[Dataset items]
----

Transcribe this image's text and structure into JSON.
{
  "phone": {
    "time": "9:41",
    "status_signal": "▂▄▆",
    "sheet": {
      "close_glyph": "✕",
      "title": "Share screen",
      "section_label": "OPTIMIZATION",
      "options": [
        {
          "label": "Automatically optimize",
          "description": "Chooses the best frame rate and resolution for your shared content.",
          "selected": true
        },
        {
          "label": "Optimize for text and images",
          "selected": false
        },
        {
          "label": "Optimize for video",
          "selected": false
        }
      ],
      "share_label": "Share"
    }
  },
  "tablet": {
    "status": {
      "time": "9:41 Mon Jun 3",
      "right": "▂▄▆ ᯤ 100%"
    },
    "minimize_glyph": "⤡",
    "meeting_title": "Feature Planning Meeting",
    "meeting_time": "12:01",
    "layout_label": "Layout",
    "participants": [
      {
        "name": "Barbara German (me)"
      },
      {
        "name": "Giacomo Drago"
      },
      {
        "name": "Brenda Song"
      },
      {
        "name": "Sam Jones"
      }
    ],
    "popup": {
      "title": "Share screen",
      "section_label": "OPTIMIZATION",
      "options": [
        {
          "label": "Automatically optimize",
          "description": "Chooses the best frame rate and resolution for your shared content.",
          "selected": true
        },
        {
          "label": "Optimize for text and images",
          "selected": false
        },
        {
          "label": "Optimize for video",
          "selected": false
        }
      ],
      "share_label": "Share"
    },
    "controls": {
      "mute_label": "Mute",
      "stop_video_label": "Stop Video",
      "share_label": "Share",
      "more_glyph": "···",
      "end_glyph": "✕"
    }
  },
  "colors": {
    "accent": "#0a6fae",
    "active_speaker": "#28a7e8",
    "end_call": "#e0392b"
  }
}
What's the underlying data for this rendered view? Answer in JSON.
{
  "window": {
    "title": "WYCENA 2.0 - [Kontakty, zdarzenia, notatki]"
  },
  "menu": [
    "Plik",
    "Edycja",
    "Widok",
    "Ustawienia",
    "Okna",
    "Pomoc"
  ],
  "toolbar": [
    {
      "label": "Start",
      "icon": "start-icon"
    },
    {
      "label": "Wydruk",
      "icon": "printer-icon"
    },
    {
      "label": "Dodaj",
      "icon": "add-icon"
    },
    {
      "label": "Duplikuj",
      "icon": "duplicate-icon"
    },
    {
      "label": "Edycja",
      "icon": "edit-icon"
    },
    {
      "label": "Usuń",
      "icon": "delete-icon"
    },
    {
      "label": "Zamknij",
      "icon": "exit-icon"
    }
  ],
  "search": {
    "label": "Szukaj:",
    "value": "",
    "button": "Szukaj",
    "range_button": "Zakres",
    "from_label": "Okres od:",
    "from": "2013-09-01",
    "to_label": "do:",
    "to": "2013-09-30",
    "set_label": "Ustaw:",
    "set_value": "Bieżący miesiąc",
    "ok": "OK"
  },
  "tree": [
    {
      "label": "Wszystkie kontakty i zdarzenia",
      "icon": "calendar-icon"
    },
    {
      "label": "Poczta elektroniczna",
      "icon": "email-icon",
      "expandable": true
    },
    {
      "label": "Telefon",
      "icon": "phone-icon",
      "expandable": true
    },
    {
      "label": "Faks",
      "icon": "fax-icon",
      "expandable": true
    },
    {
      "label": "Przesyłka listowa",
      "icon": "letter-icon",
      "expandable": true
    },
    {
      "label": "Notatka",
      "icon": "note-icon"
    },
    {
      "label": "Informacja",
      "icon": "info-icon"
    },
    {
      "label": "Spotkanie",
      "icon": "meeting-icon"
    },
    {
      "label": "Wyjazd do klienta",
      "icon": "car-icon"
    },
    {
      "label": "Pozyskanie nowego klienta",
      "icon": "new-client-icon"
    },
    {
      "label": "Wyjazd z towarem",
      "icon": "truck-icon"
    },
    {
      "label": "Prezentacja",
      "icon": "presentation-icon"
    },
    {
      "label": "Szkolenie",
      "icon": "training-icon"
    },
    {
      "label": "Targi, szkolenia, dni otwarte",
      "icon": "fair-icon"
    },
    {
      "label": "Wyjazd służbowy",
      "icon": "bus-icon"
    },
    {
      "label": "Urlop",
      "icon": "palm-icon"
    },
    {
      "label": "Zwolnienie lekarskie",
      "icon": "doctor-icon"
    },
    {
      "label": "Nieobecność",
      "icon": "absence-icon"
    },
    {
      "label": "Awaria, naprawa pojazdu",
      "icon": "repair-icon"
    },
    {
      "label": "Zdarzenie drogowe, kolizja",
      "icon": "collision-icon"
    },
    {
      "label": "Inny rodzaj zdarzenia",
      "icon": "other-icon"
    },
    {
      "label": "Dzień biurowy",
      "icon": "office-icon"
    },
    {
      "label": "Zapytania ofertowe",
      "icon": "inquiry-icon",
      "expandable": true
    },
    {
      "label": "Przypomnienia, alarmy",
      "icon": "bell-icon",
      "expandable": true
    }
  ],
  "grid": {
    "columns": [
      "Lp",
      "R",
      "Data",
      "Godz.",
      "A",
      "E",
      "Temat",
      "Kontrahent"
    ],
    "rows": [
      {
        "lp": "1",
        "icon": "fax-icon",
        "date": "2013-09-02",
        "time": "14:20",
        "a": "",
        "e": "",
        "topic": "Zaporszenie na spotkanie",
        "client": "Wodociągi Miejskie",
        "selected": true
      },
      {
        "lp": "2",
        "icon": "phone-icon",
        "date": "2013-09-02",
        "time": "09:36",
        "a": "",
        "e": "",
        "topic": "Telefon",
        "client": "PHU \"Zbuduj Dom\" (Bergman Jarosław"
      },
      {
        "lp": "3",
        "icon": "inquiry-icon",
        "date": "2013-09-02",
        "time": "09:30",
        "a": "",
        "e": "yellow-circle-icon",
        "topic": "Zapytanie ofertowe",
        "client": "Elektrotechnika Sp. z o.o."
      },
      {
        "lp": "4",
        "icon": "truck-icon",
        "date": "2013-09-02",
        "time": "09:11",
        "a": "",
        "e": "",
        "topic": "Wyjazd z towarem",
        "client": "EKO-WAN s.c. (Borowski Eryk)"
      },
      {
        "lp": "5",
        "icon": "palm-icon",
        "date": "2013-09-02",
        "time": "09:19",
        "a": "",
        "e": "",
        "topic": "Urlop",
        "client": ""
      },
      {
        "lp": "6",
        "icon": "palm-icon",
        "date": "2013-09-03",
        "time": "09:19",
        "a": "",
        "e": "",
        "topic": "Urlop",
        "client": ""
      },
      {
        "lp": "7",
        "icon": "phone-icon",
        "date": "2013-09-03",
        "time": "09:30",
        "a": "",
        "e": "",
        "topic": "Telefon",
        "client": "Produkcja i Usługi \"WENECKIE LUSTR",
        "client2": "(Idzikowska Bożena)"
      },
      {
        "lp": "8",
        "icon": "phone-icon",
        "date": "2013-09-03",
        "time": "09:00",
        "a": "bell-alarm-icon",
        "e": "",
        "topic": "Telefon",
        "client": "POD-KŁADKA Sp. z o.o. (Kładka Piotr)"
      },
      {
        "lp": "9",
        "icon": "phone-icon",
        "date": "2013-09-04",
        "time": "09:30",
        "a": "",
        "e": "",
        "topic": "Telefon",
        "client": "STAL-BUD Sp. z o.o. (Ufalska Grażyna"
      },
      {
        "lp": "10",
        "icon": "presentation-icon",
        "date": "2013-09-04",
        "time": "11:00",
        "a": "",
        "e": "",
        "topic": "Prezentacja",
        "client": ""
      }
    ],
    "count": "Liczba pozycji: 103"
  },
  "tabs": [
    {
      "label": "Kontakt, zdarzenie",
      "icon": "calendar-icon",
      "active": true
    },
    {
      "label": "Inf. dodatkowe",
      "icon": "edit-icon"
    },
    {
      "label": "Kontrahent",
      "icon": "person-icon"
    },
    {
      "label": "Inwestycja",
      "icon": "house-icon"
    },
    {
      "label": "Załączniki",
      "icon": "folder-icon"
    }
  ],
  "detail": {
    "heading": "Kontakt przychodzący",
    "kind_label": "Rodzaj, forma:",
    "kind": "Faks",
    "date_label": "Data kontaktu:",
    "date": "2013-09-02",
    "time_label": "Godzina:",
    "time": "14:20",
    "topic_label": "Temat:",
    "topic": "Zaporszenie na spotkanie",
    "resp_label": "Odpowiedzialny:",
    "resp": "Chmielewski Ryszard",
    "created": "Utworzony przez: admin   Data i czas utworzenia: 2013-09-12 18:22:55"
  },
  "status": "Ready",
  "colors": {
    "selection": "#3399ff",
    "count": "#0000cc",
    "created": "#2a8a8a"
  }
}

----

### Goal
Go through the material line by line. Show each line that contains the string "klienta".

### Result below
      "label": "Wyjazd do klienta",
      "label": "Pozyskanie nowego klienta",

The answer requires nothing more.